BEGIN DATASET ROWS

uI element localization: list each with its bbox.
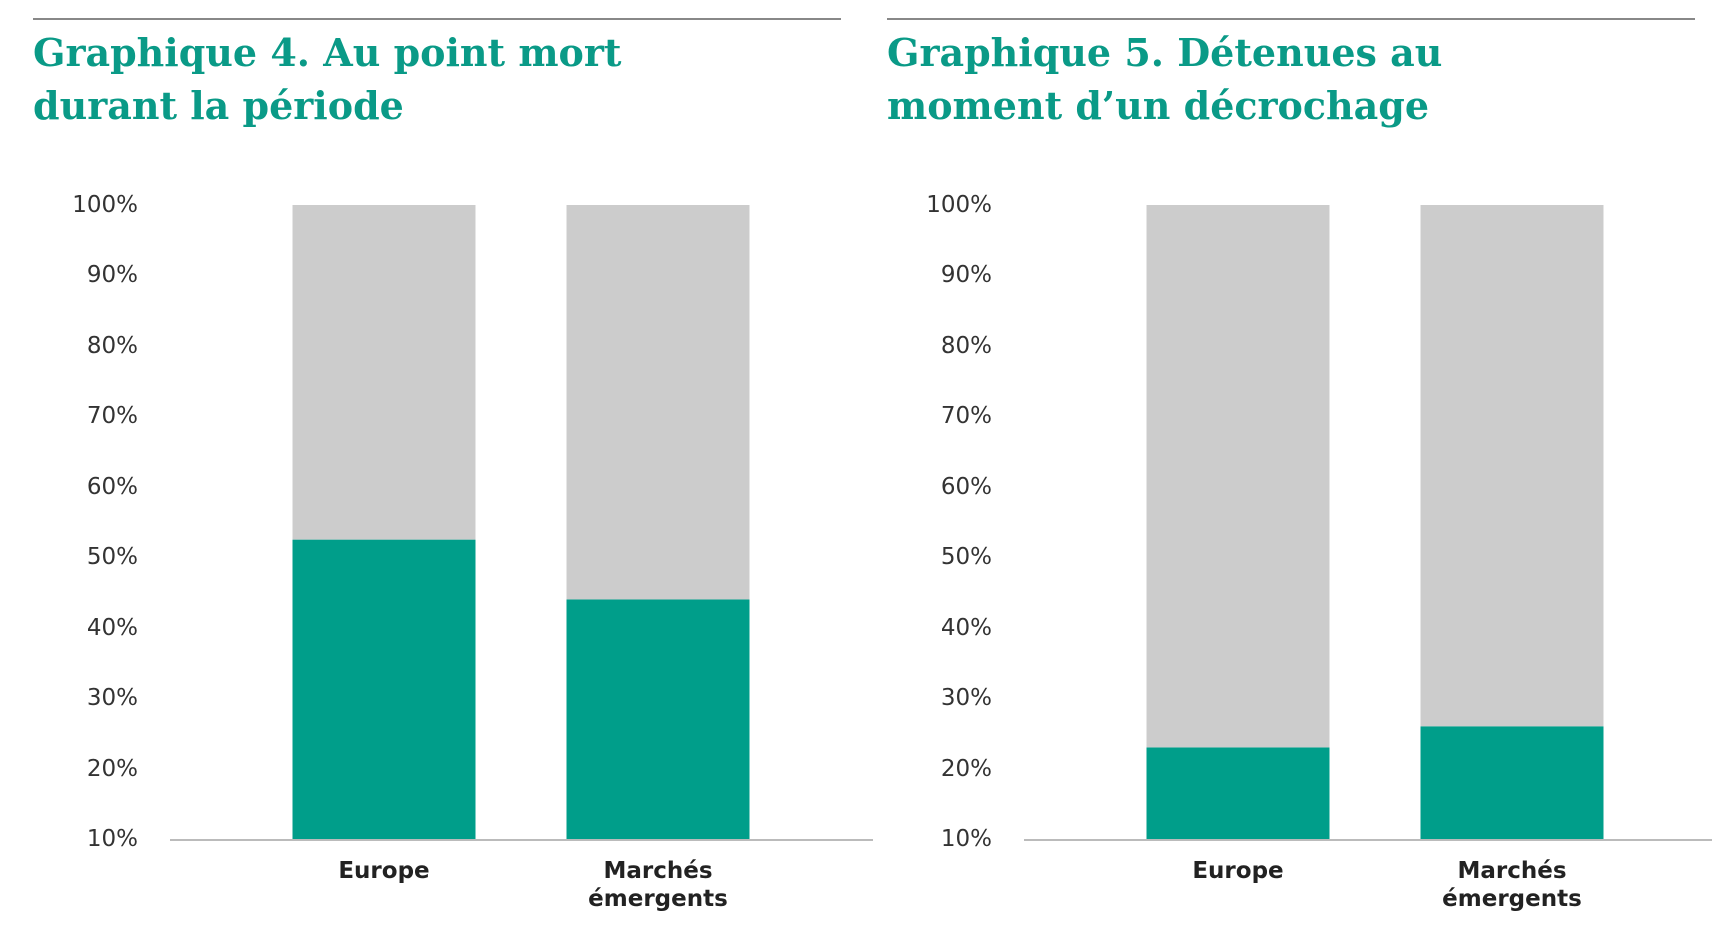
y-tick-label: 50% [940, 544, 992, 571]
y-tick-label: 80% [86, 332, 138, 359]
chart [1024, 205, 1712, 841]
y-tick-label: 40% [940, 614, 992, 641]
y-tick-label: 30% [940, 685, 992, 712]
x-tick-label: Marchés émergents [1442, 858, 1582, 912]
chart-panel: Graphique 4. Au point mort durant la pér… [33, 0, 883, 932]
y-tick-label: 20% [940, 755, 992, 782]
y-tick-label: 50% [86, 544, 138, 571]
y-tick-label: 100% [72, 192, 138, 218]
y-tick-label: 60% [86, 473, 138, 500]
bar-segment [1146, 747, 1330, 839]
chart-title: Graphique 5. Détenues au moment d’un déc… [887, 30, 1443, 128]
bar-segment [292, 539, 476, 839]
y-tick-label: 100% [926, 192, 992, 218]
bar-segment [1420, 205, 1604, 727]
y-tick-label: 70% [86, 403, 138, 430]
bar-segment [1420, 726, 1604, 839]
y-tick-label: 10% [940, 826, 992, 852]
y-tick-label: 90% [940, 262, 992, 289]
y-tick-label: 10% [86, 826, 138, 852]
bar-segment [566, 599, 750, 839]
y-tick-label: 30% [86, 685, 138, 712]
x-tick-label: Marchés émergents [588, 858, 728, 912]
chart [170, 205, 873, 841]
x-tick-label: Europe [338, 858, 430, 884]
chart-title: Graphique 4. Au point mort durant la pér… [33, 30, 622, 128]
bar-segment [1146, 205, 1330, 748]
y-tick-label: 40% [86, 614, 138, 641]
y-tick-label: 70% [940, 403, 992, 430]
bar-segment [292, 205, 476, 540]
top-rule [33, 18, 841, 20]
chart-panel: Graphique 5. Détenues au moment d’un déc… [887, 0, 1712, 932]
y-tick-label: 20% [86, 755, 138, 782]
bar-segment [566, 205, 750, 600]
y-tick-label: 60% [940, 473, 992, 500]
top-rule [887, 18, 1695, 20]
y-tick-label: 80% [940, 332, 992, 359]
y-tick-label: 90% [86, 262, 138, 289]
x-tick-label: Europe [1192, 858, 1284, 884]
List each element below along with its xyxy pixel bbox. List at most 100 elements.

END DATASET ROWS
BEGIN DATASET ROWS

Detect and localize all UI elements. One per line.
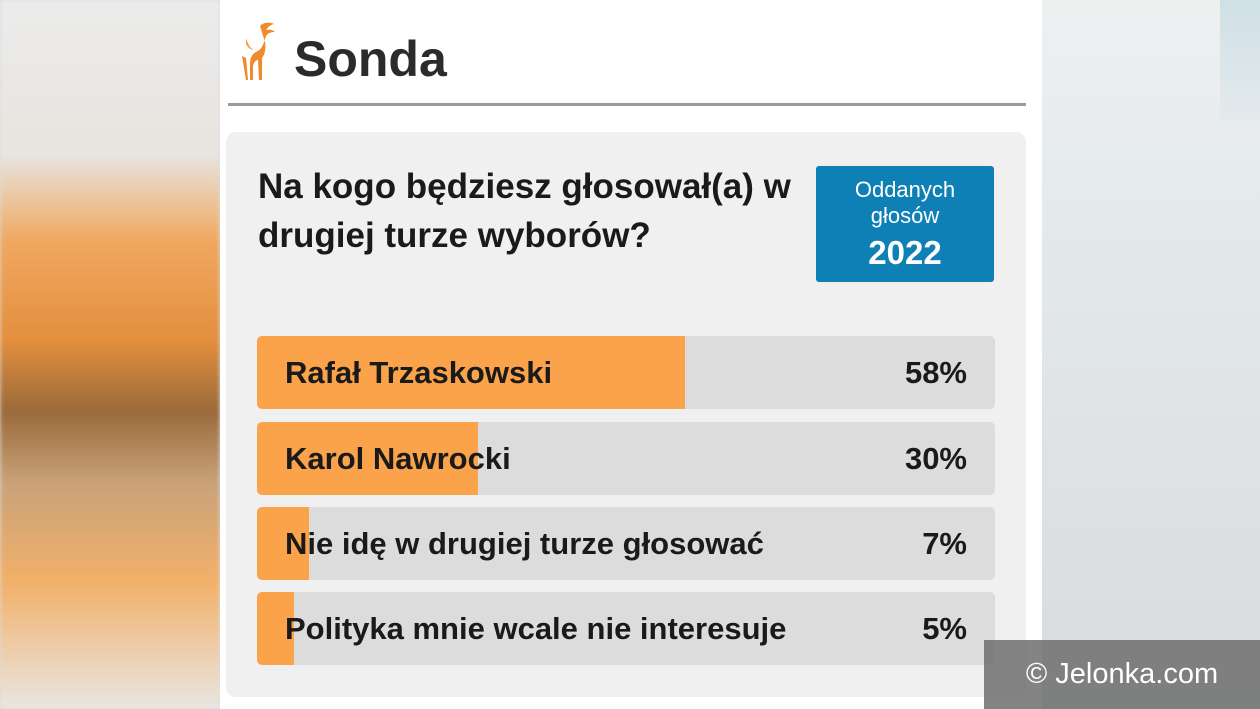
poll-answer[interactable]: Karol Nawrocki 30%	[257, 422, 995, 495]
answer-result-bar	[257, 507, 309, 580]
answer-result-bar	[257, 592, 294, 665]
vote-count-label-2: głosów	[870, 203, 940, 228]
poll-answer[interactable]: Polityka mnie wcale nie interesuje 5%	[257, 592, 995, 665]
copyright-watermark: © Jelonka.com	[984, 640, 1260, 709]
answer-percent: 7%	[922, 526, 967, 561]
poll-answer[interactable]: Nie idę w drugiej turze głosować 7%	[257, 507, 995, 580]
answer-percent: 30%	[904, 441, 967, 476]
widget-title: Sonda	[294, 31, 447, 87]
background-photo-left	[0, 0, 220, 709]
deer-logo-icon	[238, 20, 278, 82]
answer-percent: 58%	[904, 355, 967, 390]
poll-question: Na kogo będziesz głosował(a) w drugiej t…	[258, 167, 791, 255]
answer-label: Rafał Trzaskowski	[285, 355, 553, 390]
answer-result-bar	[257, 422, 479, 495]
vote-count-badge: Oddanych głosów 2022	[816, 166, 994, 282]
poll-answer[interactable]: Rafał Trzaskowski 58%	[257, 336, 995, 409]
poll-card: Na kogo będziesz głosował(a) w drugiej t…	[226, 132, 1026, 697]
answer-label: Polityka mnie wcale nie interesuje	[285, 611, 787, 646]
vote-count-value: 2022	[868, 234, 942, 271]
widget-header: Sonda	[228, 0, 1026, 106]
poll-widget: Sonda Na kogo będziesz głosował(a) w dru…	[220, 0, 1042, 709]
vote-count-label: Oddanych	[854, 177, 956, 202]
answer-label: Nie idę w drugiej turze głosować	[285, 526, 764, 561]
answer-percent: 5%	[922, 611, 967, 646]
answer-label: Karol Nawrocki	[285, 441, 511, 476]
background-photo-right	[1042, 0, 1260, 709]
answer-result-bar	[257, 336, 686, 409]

END DATASET ROWS

* WHAT NEEDS TO BE DONE:
Rewrite the records above as a numbered list, beginning with the line that contains "poll-answer[interactable]: Karol Nawrocki" and ending with the line that contains "poll-answer[interactable]: Nie idę". Include both of those lines and skip any blank lines.

* ANSWER BELOW:
1. poll-answer[interactable]: Karol Nawrocki 30%	[257, 422, 995, 495]
2. answer-result-bar	[257, 507, 309, 580]
3. answer-result-bar	[257, 592, 294, 665]
4. vote-count-label-2: głosów	[870, 203, 940, 228]
5. poll-answer[interactable]: Polityka mnie wcale nie interesuje 5%	[257, 592, 995, 665]
6. copyright-watermark: © Jelonka.com	[984, 640, 1260, 709]
7. answer-percent: 7%	[922, 526, 967, 561]
8. poll-answer[interactable]: Nie idę w drugiej turze głosować 7%	[257, 507, 995, 580]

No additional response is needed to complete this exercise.